* Page text *
Over the past month or so, I’ve been having a conversation with Iain Gray, Red Hat Vice President of Customer Engagement, about the ways companies engage with communities. I’ve also written a lot lately about common mistakes folks make in developing corporate community strategies (see my two posts about Tom Sawyer community-building here and here and Chris Brogan’s writeup here).
One idea we bounced around for a while was a mashup of community thinking and Maslow’s hierarchy of needs. For those of you who slept in with a bad hangover the day you were supposed to learn about Maslow in your intro psych class (damn you, Jagermeister!), here is the Wikipedia summary:
“[Maslow’s hierarchy of needs] is often depicted as a pyramid consisting of five levels: the lowest level is associated with physiological needs, while the uppermost level is associated with self-actualization needs, particularly those related to identity and purpose. The higher needs in this hierarchy only come into focus when the lower needs in the pyramid are met. Once an individual has moved upwards to the next level, needs in the lower level will no longer be prioritized. If a lower set of needs is no longer being met, the individual will temporarily re-prioritize those needs by focusing attention on the unfulfilled needs, but will not permanently regress to the lower level.”
Now granted, the needs of a company are very different than the needs of a human being. At its very basic level, a company has a “physiological” need to make money. If that need is not being met, little else will matter. But in an ironic twist, this basic need to make money can actually hinder the company’s ability to make money if it is not wrapped in a more self-actualized strategy.
To explain what I mean, think about the last annoying salesperson who called or emailed you. Why were you annoyed? Probably because it was very clear to you that the salesperson was badly hiding his basic motivation to make money. He wasn’t talking to you because he valued you– he was talking to your wallet.

* Information given *

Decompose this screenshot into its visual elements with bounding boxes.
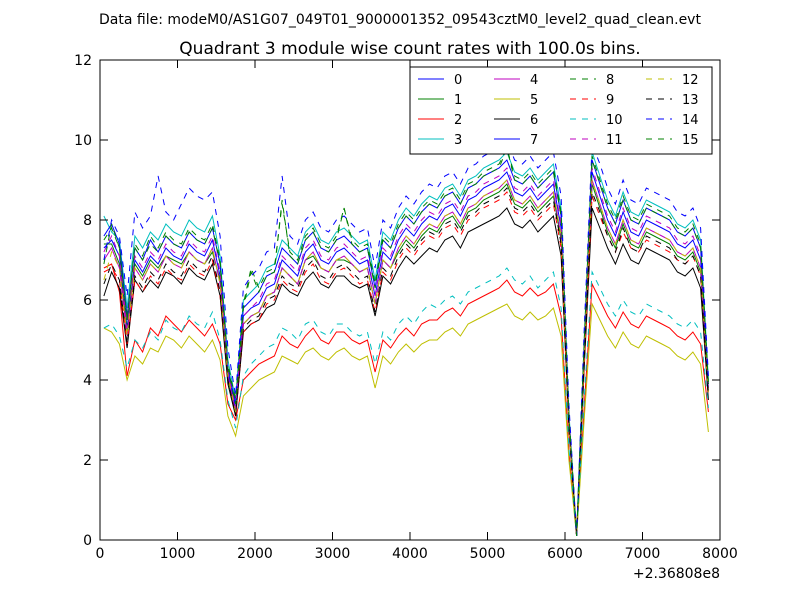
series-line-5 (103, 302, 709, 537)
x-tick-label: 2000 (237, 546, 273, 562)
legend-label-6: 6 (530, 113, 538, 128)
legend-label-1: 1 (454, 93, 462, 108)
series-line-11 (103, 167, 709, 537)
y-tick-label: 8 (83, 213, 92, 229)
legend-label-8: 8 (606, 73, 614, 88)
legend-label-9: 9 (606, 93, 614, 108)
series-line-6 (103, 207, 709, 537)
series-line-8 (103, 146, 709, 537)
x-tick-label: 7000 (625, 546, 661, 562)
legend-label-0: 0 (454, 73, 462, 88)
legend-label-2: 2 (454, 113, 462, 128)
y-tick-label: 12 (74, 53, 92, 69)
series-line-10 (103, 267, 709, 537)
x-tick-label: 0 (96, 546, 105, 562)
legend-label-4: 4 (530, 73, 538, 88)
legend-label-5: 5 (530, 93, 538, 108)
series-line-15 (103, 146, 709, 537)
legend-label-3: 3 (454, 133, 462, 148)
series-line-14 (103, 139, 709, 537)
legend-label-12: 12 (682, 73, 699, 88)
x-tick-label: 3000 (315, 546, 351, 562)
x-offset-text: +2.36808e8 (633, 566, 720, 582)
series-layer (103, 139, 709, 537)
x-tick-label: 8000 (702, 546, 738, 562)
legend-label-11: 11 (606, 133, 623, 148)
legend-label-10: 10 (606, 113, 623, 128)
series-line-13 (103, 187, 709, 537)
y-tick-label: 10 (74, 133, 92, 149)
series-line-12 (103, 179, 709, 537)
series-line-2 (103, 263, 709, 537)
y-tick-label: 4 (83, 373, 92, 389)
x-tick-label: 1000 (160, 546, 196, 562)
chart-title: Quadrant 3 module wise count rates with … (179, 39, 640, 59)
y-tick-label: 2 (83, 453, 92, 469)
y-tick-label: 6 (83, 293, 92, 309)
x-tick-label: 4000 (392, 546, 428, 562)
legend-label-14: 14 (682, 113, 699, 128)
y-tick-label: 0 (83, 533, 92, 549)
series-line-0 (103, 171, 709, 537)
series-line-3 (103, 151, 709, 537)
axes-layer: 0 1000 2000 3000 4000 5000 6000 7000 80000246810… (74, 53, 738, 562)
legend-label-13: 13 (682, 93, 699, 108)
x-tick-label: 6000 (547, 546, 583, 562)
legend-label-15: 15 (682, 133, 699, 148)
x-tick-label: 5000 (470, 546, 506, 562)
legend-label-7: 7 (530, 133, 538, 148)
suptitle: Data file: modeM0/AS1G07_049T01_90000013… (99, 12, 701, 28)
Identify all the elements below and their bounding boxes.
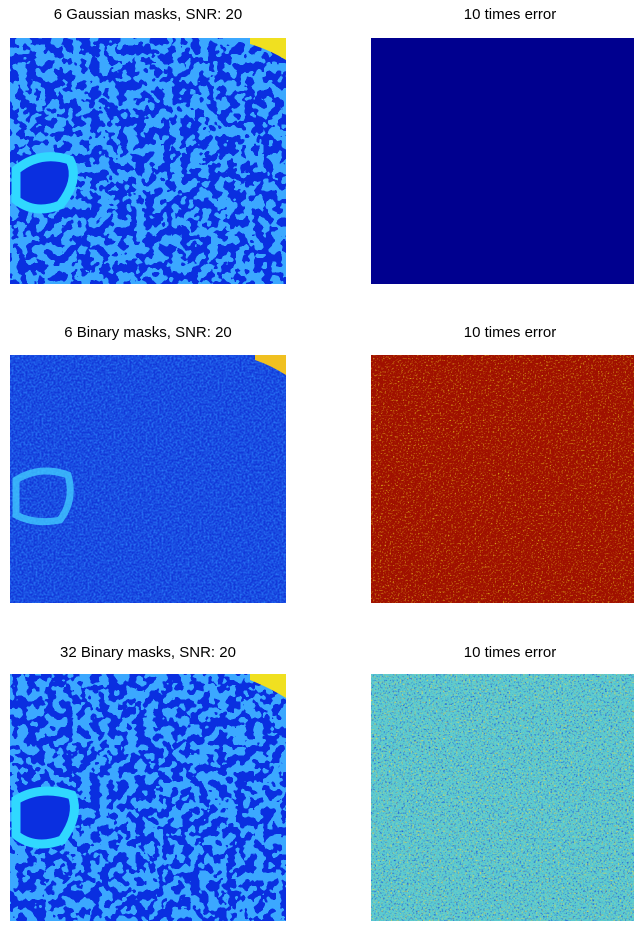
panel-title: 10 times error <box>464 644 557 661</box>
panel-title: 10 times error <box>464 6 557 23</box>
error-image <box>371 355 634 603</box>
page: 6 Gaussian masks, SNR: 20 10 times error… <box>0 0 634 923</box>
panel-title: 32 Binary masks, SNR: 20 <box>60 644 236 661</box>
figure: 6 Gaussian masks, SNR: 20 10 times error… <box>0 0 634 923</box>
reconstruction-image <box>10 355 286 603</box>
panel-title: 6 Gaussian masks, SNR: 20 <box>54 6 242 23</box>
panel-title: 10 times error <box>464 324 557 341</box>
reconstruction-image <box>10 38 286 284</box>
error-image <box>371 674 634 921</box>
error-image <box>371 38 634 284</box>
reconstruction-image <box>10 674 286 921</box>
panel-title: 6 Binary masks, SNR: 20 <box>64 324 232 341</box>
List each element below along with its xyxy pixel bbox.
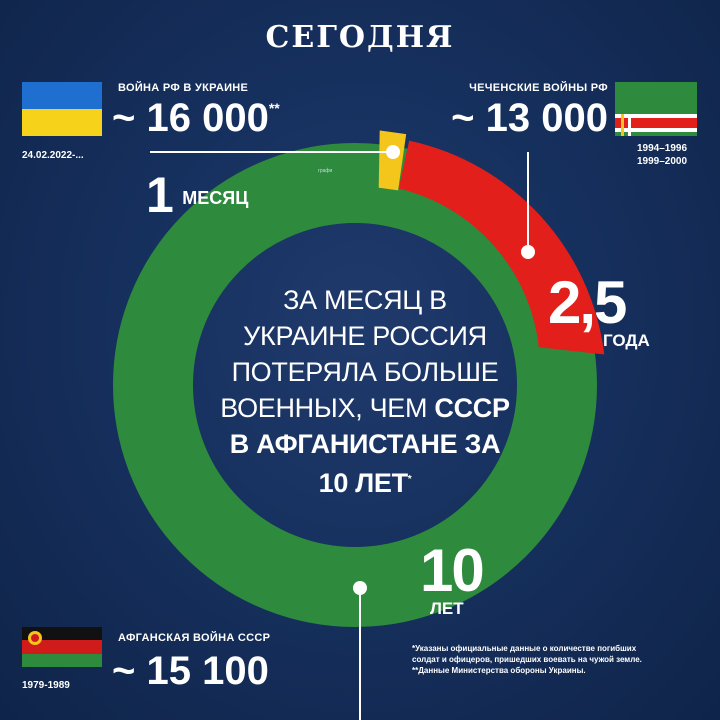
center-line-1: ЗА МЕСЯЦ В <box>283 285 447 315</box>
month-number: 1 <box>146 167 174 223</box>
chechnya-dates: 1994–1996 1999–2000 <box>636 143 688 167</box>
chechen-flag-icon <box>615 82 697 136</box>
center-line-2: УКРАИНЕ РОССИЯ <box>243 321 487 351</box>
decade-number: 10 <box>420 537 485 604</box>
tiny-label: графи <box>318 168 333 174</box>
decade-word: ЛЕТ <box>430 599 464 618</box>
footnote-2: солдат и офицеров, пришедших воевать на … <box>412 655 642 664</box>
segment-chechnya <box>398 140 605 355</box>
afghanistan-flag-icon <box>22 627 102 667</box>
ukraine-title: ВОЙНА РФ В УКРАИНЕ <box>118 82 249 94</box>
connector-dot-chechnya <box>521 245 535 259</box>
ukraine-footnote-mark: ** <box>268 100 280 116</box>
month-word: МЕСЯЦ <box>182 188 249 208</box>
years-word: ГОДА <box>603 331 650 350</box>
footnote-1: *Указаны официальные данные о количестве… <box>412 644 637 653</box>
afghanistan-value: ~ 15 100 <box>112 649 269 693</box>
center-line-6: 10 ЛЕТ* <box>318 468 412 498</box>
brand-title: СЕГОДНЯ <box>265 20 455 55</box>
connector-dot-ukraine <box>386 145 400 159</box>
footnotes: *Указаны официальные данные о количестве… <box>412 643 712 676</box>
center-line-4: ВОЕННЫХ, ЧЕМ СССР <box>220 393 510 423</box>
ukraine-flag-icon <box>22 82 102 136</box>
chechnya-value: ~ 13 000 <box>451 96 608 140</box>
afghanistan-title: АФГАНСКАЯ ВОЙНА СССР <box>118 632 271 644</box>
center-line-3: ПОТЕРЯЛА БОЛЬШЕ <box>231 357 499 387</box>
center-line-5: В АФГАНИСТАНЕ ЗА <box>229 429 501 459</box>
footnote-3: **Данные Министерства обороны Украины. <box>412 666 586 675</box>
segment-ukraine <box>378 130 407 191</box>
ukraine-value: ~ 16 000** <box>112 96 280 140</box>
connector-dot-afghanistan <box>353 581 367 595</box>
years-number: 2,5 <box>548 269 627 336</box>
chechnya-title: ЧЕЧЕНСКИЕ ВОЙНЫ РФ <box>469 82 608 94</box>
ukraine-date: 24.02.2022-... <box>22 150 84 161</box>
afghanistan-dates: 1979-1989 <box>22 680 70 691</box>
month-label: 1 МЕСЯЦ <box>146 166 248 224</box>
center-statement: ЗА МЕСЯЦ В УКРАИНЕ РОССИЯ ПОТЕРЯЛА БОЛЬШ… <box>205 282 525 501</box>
--
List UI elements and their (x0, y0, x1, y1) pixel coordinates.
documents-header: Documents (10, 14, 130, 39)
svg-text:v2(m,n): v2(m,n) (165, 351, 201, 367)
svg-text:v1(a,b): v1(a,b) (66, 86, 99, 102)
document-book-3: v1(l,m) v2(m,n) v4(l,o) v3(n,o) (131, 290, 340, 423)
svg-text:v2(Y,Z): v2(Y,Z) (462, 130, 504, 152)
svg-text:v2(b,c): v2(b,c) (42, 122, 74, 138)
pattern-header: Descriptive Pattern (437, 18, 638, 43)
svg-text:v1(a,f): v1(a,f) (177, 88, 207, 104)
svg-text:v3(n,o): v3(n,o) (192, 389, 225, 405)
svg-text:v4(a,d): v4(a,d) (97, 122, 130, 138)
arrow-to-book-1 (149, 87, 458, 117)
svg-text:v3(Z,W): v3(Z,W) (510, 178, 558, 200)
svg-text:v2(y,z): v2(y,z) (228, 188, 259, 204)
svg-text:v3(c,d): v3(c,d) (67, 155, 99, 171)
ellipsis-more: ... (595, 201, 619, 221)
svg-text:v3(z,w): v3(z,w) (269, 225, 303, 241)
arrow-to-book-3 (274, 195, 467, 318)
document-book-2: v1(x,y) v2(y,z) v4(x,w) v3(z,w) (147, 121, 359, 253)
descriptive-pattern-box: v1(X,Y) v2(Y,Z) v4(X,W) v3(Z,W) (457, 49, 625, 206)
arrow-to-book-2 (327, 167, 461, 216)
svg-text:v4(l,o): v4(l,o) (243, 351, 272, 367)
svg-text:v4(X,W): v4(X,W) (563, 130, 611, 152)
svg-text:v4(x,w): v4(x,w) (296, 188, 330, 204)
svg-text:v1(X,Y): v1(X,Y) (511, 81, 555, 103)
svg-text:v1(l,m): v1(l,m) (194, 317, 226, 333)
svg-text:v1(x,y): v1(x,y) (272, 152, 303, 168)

* What to do *
Please continue the post on company communities and Maslow's hierarchy of needs from its last sentence.

* Answer for this exercise *
Now think about the best recent sales experience you’ve had. Mostly likely, this salesperson was being motivated by a higher purpose, perhaps something as simple as a desire to make you happy. Sometimes the most effective salespeople aren’t even in sales at all– like a friend who tells you about a new album you should buy, for example. Or sites like Trip Advisor, where you can learn about where to go on vacation from other folks like you.
When it comes to community strategy, most companies have trouble finding motivation beyond the simple need to make money– and the communities they interact with can tell.
Yet if you look at the greatest companies out there, you’ll find that they usually have a strong sense of identity and purpose– just like Maslow’s self-actualized people. Read anything by Jim Collins and you’ll see what I mean.
For a recent presentation, Iain developed a chart that looks a lot like the one below. And to embarrass Iain, let’s call it the Gray hierarchy of community needs.
Top management experts are now acknowledging the importance of creating forums and contexts inside corporations that allow peer review, transparency, and powerful natural hierarchies to flourish. Here’s one great post by Gary Hamel from earlier this year that Iain Gray pointed out today. We’ve had an open forum exactly like this at Red Hat for a very long time. We call it memo-list.
When any new employee comes into Red Hat, memo-list is one of the first great shocks to the system. Memo-list itself is not some technological marvel of a collaboration tool– it is just a simple, old skool mailing list where any Red Hat employee can post an email message that goes out to virtually every employee in the company. That’s 3000+ folks.
Memo-list has been a hot issue inside the walls of Red Hat since before I joined ten years ago. Folks tend to either love it or hate it.
Some people are shocked by the fact that any employee can publicly challenge a post by an executive or even the CEO in an email to memo-list (and they do). Some people are annoyed by the discussions that appear over and over, year after year. Some people view it as idle chitchat and a waste of time.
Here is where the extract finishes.